=== Data for processing ===

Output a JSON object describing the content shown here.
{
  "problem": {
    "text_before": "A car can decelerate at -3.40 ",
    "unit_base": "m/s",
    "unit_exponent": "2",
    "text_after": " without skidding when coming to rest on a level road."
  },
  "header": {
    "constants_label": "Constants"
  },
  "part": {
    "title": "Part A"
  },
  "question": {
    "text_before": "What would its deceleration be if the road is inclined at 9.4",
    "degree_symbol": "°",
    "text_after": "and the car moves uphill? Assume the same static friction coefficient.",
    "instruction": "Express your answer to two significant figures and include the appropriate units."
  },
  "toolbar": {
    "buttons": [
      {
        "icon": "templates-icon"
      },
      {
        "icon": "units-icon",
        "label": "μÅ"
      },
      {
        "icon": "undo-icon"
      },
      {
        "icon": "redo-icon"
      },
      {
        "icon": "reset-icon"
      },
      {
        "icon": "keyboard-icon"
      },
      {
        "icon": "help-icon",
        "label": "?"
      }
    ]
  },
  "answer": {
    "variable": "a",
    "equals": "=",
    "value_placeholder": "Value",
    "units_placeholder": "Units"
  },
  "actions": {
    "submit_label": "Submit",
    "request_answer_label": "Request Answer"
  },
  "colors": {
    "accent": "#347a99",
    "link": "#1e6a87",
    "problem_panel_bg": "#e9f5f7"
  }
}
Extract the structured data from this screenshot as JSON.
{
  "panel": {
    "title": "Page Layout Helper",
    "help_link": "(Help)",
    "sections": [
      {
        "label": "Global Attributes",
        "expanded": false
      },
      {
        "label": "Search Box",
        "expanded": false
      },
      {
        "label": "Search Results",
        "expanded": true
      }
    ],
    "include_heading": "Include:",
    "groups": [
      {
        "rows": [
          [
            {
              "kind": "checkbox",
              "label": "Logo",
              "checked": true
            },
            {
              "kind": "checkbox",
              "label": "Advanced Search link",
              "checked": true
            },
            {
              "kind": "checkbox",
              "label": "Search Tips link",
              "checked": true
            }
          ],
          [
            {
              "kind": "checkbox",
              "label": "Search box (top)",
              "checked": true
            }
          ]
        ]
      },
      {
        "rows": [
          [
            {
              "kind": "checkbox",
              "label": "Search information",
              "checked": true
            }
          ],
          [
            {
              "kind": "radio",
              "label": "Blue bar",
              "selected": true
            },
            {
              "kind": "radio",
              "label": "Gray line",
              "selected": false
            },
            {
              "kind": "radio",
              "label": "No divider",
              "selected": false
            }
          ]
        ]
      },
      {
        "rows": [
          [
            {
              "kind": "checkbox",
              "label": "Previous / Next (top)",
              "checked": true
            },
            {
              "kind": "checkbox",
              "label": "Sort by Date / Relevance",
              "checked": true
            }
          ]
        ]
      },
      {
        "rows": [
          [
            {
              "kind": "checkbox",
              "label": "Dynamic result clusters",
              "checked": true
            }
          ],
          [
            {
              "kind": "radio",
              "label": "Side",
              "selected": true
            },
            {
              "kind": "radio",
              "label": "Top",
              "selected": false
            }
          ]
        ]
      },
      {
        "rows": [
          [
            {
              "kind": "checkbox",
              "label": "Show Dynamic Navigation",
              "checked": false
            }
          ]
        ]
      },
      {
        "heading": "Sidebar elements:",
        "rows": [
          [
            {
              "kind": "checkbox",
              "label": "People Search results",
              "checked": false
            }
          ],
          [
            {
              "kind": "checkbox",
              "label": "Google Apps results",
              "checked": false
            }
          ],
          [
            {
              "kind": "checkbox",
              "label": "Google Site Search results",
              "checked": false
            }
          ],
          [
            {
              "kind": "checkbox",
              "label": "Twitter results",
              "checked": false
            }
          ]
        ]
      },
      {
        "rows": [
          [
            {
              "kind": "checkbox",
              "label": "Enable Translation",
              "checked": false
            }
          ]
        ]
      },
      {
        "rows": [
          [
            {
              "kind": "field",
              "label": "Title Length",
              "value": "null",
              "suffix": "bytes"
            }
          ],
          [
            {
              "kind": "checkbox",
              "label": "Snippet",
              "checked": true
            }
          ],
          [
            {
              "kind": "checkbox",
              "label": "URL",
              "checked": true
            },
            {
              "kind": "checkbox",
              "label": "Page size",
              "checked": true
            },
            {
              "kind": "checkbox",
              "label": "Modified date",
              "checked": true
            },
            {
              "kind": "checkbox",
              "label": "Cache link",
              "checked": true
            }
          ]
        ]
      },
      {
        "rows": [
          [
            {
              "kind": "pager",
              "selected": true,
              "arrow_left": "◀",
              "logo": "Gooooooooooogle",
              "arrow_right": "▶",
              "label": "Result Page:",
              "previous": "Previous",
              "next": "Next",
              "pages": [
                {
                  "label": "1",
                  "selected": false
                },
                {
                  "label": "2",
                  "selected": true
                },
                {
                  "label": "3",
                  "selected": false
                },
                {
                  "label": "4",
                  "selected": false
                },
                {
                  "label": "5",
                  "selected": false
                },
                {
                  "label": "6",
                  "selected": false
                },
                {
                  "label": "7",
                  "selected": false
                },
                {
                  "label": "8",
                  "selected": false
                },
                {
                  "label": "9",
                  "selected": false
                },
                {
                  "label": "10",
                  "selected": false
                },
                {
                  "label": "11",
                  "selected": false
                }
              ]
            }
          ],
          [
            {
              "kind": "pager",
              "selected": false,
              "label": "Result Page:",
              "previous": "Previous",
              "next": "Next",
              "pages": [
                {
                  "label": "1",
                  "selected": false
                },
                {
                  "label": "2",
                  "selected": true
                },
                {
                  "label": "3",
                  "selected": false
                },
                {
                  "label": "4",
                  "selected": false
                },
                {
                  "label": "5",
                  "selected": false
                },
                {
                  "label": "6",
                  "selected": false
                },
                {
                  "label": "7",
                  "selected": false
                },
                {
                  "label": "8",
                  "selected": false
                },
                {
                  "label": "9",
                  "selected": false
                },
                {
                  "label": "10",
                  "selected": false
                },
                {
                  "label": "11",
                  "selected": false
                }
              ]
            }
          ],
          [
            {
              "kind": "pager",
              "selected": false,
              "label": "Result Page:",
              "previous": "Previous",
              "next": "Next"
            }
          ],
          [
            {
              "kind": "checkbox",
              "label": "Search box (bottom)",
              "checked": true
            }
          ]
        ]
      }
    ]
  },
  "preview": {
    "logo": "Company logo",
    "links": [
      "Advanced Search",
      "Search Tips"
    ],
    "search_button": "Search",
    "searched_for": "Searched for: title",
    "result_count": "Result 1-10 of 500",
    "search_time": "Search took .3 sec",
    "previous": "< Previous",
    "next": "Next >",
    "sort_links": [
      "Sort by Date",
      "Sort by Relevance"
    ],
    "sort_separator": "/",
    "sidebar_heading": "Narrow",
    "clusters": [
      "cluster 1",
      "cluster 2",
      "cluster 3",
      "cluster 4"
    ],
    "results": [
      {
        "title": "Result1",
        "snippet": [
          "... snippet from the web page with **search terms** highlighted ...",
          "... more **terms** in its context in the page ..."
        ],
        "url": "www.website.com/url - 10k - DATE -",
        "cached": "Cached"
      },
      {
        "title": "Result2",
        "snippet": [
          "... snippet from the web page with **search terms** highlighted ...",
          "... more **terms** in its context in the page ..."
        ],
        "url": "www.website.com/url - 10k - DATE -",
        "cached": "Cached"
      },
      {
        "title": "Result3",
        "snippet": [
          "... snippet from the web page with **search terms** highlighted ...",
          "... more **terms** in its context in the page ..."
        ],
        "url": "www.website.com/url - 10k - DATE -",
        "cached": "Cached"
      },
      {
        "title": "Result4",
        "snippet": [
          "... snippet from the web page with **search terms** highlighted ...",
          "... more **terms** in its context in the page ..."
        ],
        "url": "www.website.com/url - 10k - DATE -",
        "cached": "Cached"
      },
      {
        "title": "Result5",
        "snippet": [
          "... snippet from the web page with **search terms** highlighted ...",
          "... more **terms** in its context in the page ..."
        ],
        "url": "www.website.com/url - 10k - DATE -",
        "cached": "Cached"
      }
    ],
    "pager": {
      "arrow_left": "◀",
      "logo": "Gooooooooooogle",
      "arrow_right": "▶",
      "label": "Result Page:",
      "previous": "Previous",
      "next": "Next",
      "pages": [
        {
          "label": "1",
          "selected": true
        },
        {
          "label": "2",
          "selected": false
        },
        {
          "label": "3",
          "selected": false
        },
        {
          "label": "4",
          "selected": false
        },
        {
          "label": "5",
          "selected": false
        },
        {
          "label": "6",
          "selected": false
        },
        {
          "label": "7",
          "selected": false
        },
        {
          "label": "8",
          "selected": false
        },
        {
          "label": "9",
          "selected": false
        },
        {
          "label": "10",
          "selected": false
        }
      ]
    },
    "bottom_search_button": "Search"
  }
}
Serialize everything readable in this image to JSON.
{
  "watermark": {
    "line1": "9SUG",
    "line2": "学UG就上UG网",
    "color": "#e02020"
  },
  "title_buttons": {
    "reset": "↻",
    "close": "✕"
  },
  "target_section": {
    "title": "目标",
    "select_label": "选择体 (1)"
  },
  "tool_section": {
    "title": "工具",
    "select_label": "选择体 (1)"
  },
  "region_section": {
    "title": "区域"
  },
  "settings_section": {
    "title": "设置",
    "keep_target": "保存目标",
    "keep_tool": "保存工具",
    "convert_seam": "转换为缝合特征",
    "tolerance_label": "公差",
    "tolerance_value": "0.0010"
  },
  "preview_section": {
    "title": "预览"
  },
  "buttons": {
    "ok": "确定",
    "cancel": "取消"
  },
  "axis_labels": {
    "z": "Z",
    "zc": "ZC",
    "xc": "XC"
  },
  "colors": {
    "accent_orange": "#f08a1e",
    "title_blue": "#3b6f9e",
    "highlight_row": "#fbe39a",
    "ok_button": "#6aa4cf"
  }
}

===

▶ [Stated task] Copy out every line of the listing that includes the string "JSON".

▶ [Response]
Output a JSON object describing the content shown here.
Extract the structured data from this screenshot as JSON.
Serialize everything readable in this image to JSON.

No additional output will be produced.